GIVEN PROBLEM ->
What you return should match every record exactly, with the images removed.

⁂

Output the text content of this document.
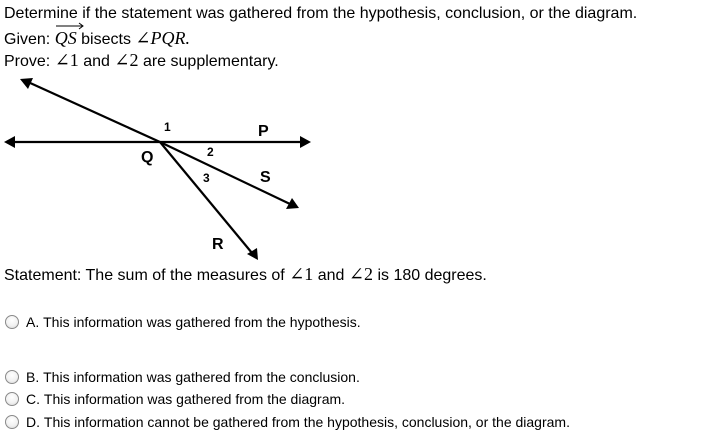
Determine if the statement was gathered from the hypothesis, conclusion, or the diagram.
Given: QS bisects ∠PQR.
Prove: ∠1 and ∠2 are supplementary.
P
Q
S
R
1
2
3
Statement: The sum of the measures of ∠1 and ∠2 is 180 degrees.
A.
This information was gathered from the hypothesis.
B.
This information was gathered from the conclusion.
C.
This information was gathered from the diagram.
D.
This information cannot be gathered from the hypothesis, conclusion, or the diagram.
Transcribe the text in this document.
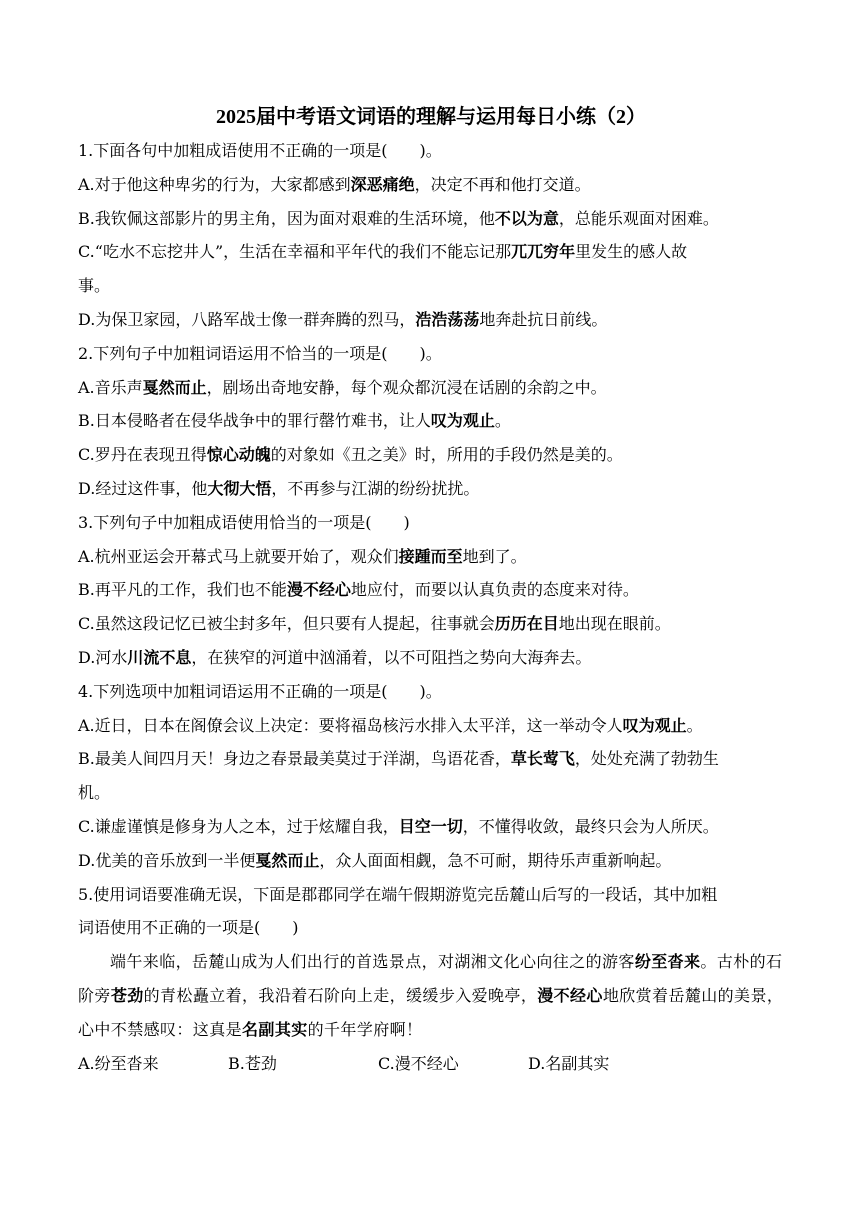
2025届中考语文词语的理解与运用每日小练（2）
1.下面各句中加粗成语使用不正确的一项是(　　)。
A.对于他这种卑劣的行为，大家都感到深恶痛绝，决定不再和他打交道。
B.我钦佩这部影片的男主角，因为面对艰难的生活环境，他不以为意，总能乐观面对困难。
C.“吃水不忘挖井人”，生活在幸福和平年代的我们不能忘记那兀兀穷年里发生的感人故
事。
D.为保卫家园，八路军战士像一群奔腾的烈马，浩浩荡荡地奔赴抗日前线。
2.下列句子中加粗词语运用不恰当的一项是(　　)。
A.音乐声戛然而止，剧场出奇地安静，每个观众都沉浸在话剧的余韵之中。
B.日本侵略者在侵华战争中的罪行罄竹难书，让人叹为观止。
C.罗丹在表现丑得惊心动魄的对象如《丑之美》时，所用的手段仍然是美的。
D.经过这件事，他大彻大悟，不再参与江湖的纷纷扰扰。
3.下列句子中加粗成语使用恰当的一项是(　　)
A.杭州亚运会开幕式马上就要开始了，观众们接踵而至地到了。
B.再平凡的工作，我们也不能漫不经心地应付，而要以认真负责的态度来对待。
C.虽然这段记忆已被尘封多年，但只要有人提起，往事就会历历在目地出现在眼前。
D.河水川流不息，在狭窄的河道中汹涌着，以不可阻挡之势向大海奔去。
4.下列选项中加粗词语运用不正确的一项是(　　)。
A.近日，日本在阁僚会议上决定：要将福岛核污水排入太平洋，这一举动令人叹为观止。
B.最美人间四月天！身边之春景最美莫过于洋湖，鸟语花香，草长莺飞，处处充满了勃勃生
机。
C.谦虚谨慎是修身为人之本，过于炫耀自我，目空一切，不懂得收敛，最终只会为人所厌。
D.优美的音乐放到一半便戛然而止，众人面面相觑，急不可耐，期待乐声重新响起。
5.使用词语要准确无误，下面是郡郡同学在端午假期游览完岳麓山后写的一段话，其中加粗
词语使用不正确的一项是(　　)
端午来临，岳麓山成为人们出行的首选景点，对湖湘文化心向往之的游客纷至沓来。古朴的石阶旁苍劲的青松矗立着，我沿着石阶向上走，缓缓步入爱晚亭，漫不经心地欣赏着岳麓山的美景，心中不禁感叹：这真是名副其实的千年学府啊！
A.纷至沓来	B.苍劲	C.漫不经心	D.名副其实
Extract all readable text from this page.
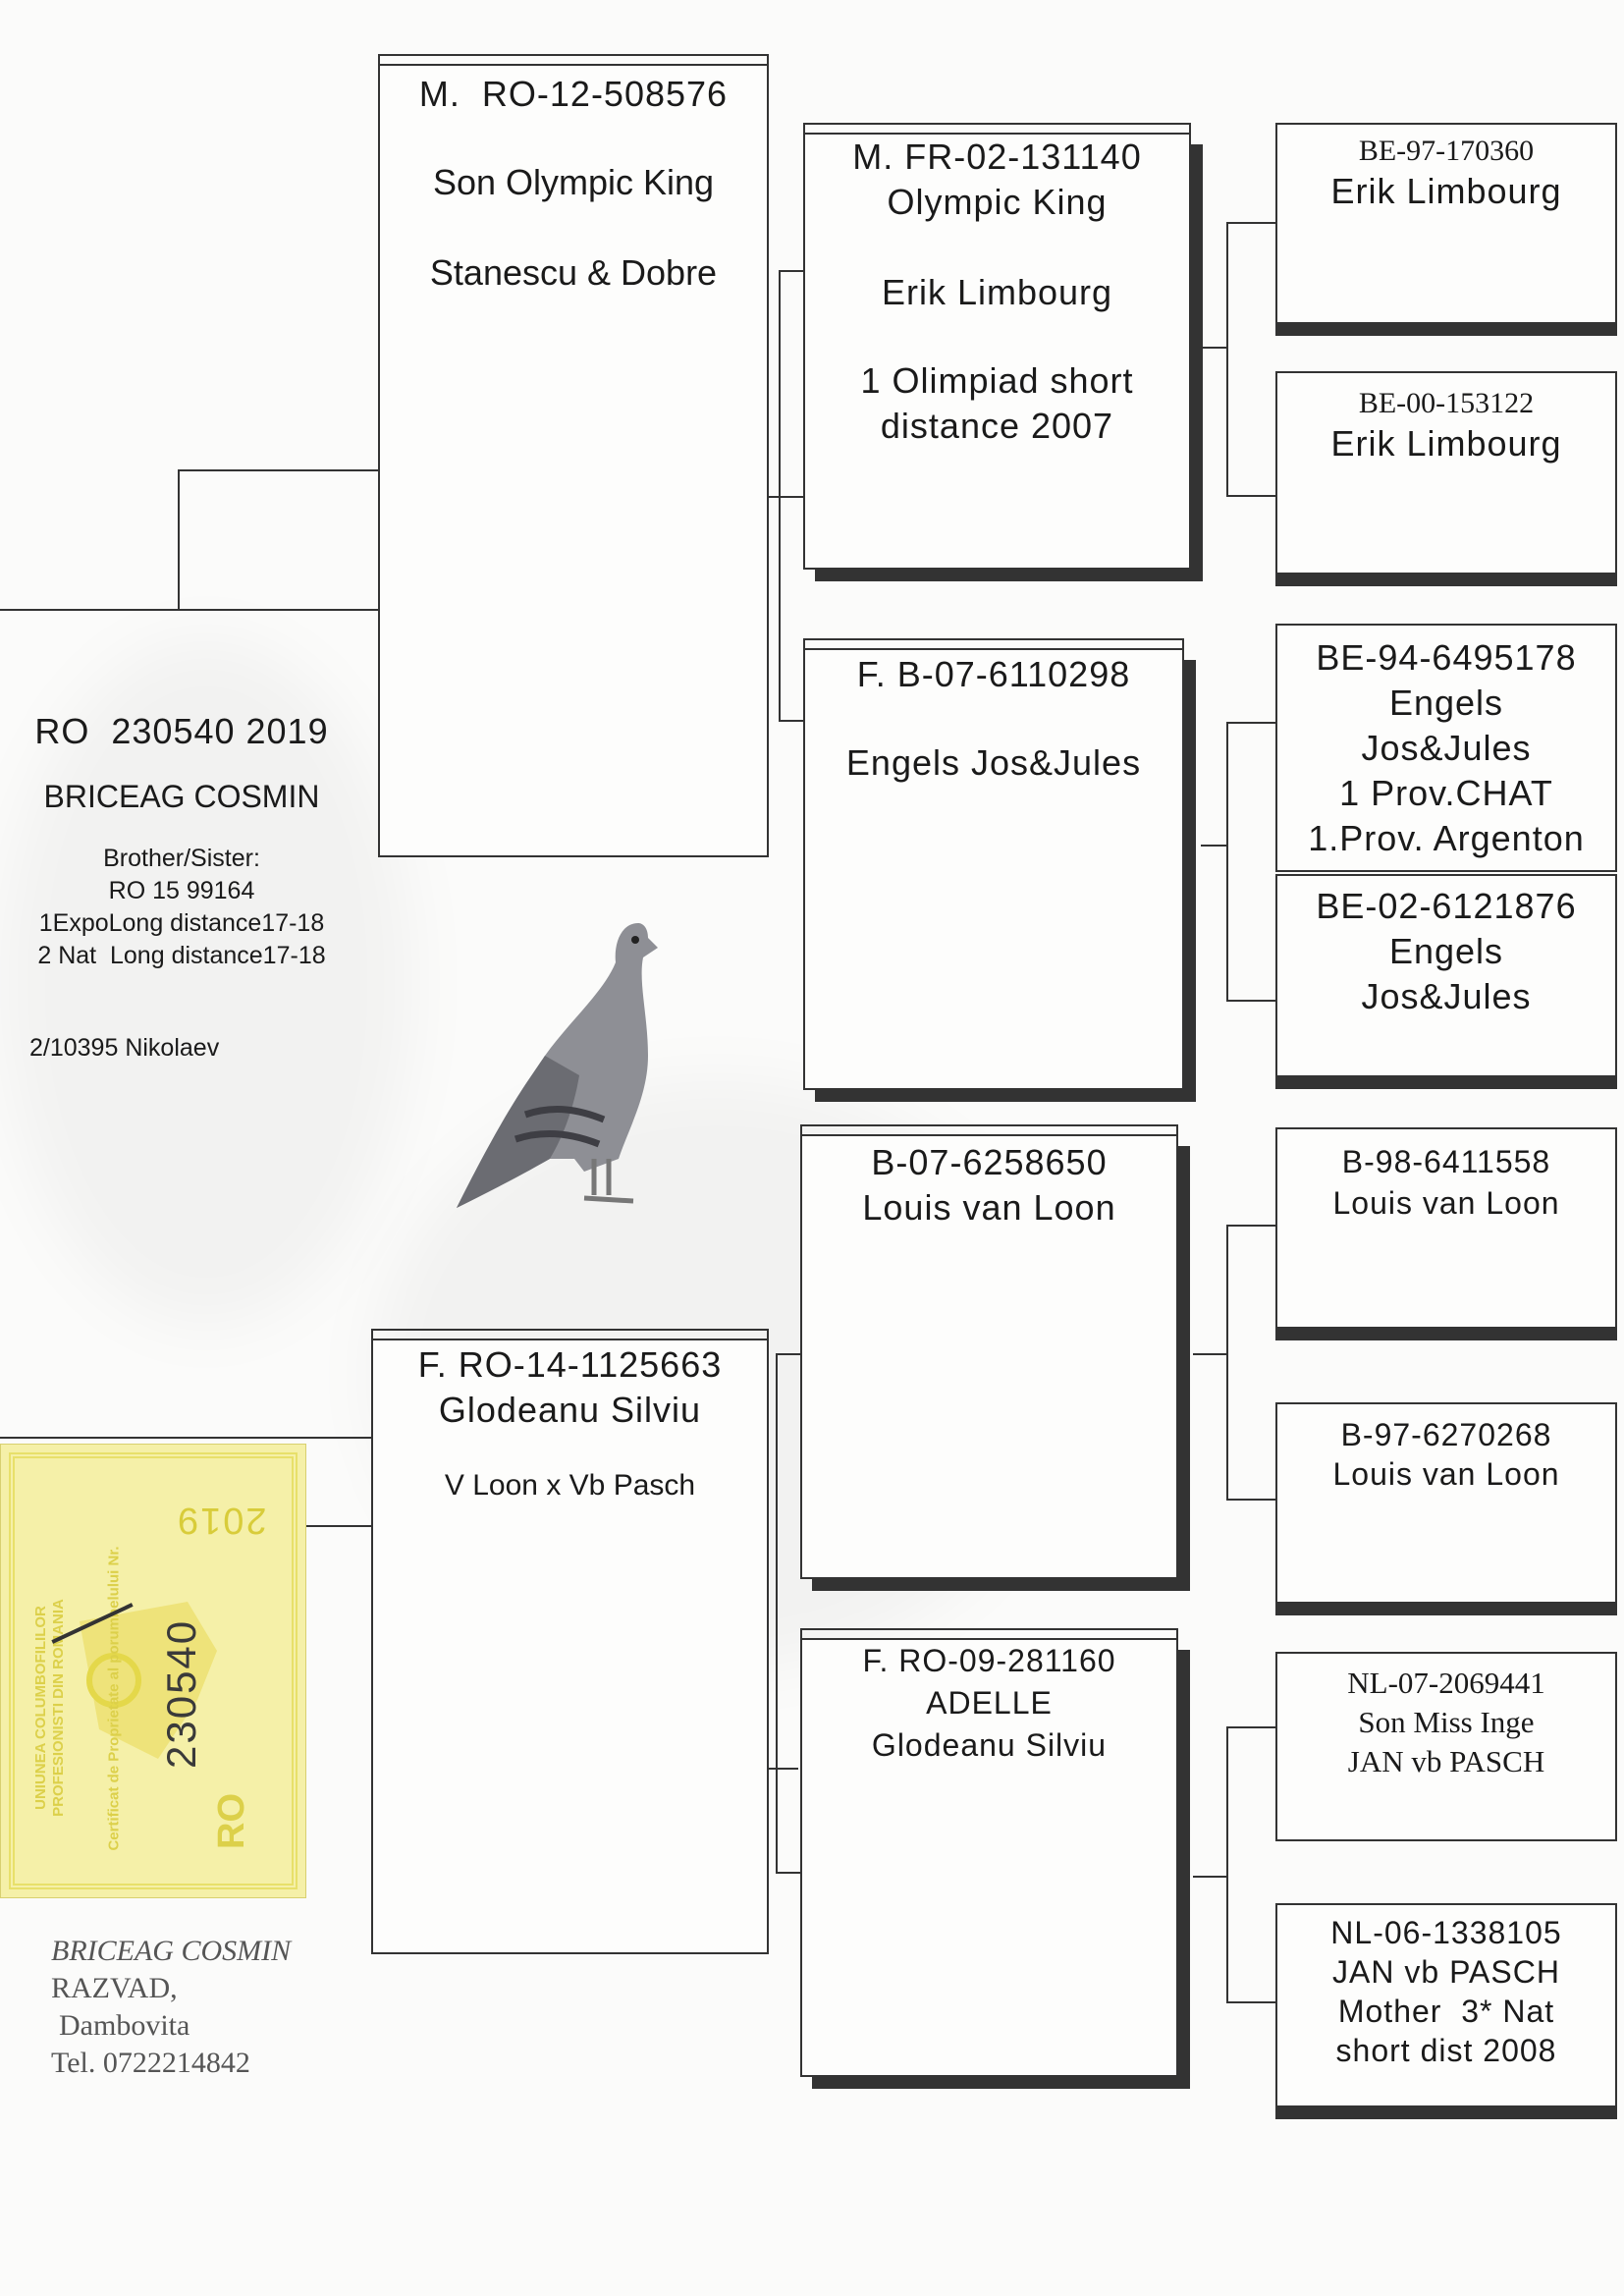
RO  230540 2019
BRICEAG COSMIN
Brother/Sister:
RO 15 99164
1ExpoLong distance17-18
2 Nat  Long distance17-18
2/10395 Nikolaev
M.  RO-12-508576
Son Olympic King
Stanescu & Dobre
F. RO-14-1125663
Glodeanu Silviu
V Loon x Vb Pasch
M. FR-02-131140
Olympic King
Erik Limbourg
1 Olimpiad short
distance 2007
F. B-07-6110298
Engels Jos&Jules
B-07-6258650
Louis van Loon
F. RO-09-281160
ADELLE
Glodeanu Silviu
BE-97-170360
Erik Limbourg
BE-00-153122
Erik Limbourg
BE-94-6495178
Engels
Jos&Jules
1 Prov.CHAT
1.Prov. Argenton
BE-02-6121876
Engels
Jos&Jules
B-98-6411558
Louis van Loon
B-97-6270268
Louis van Loon
NL-07-2069441
Son Miss Inge
JAN vb PASCH
NL-06-1338105
JAN vb PASCH
Mother  3* Nat
short dist 2008
2019
UNIUNEA COLUMBOFILILOR PROFESIONISTI DIN ROMANIA	Certificat de Proprietate al porumbelului Nr. 230540
RO
BRICEAG COSMIN
RAZVAD,
Dambovita
Tel. 0722214842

⁂

EXERCISE RESULT ->
Output the text content of this document.
Determine if the statement was gathered from the hypothesis, conclusion, or the diagram.
Given: QS bisects ∠PQR.
Prove: ∠1 and ∠2 are supplementary.
P
Q
S
R
1
2
3
Statement: The sum of the measures of ∠1 and ∠2 is 180 degrees.
A.
This information was gathered from the hypothesis.
B.
This information was gathered from the conclusion.
C.
This information was gathered from the diagram.
D.
This information cannot be gathered from the hypothesis, conclusion, or the diagram.
Transcribe the text in this document.
2025届中考语文词语的理解与运用每日小练（2）
1.下面各句中加粗成语使用不正确的一项是(　　)。
A.对于他这种卑劣的行为，大家都感到深恶痛绝，决定不再和他打交道。
B.我钦佩这部影片的男主角，因为面对艰难的生活环境，他不以为意，总能乐观面对困难。
C.“吃水不忘挖井人”，生活在幸福和平年代的我们不能忘记那兀兀穷年里发生的感人故
事。
D.为保卫家园，八路军战士像一群奔腾的烈马，浩浩荡荡地奔赴抗日前线。
2.下列句子中加粗词语运用不恰当的一项是(　　)。
A.音乐声戛然而止，剧场出奇地安静，每个观众都沉浸在话剧的余韵之中。
B.日本侵略者在侵华战争中的罪行罄竹难书，让人叹为观止。
C.罗丹在表现丑得惊心动魄的对象如《丑之美》时，所用的手段仍然是美的。
D.经过这件事，他大彻大悟，不再参与江湖的纷纷扰扰。
3.下列句子中加粗成语使用恰当的一项是(　　)
A.杭州亚运会开幕式马上就要开始了，观众们接踵而至地到了。
B.再平凡的工作，我们也不能漫不经心地应付，而要以认真负责的态度来对待。
C.虽然这段记忆已被尘封多年，但只要有人提起，往事就会历历在目地出现在眼前。
D.河水川流不息，在狭窄的河道中汹涌着，以不可阻挡之势向大海奔去。
4.下列选项中加粗词语运用不正确的一项是(　　)。
A.近日，日本在阁僚会议上决定：要将福岛核污水排入太平洋，这一举动令人叹为观止。
B.最美人间四月天！身边之春景最美莫过于洋湖，鸟语花香，草长莺飞，处处充满了勃勃生
机。
C.谦虚谨慎是修身为人之本，过于炫耀自我，目空一切，不懂得收敛，最终只会为人所厌。
D.优美的音乐放到一半便戛然而止，众人面面相觑，急不可耐，期待乐声重新响起。
5.使用词语要准确无误，下面是郡郡同学在端午假期游览完岳麓山后写的一段话，其中加粗
词语使用不正确的一项是(　　)
端午来临，岳麓山成为人们出行的首选景点，对湖湘文化心向往之的游客纷至沓来。古朴的石阶旁苍劲的青松矗立着，我沿着石阶向上走，缓缓步入爱晚亭，漫不经心地欣赏着岳麓山的美景，心中不禁感叹：这真是名副其实的千年学府啊！
A.纷至沓来	B.苍劲	C.漫不经心	D.名副其实
Extract all readable text from this page.
RO  230540 2019
BRICEAG COSMIN
Brother/Sister:
RO 15 99164
1ExpoLong distance17-18
2 Nat  Long distance17-18
2/10395 Nikolaev
M.  RO-12-508576
Son Olympic King
Stanescu & Dobre
F. RO-14-1125663
Glodeanu Silviu
V Loon x Vb Pasch
M. FR-02-131140
Olympic King
Erik Limbourg
1 Olimpiad short
distance 2007
F. B-07-6110298
Engels Jos&Jules
B-07-6258650
Louis van Loon
F. RO-09-281160
ADELLE
Glodeanu Silviu
BE-97-170360
Erik Limbourg
BE-00-153122
Erik Limbourg
BE-94-6495178
Engels
Jos&Jules
1 Prov.CHAT
1.Prov. Argenton
BE-02-6121876
Engels
Jos&Jules
B-98-6411558
Louis van Loon
B-97-6270268
Louis van Loon
NL-07-2069441
Son Miss Inge
JAN vb PASCH
NL-06-1338105
JAN vb PASCH
Mother  3* Nat
short dist 2008
2019
UNIUNEA COLUMBOFILILOR PROFESIONISTI DIN ROMANIA	Certificat de Proprietate al porumbelului Nr. 230540
RO
BRICEAG COSMIN
RAZVAD,
Dambovita
Tel. 0722214842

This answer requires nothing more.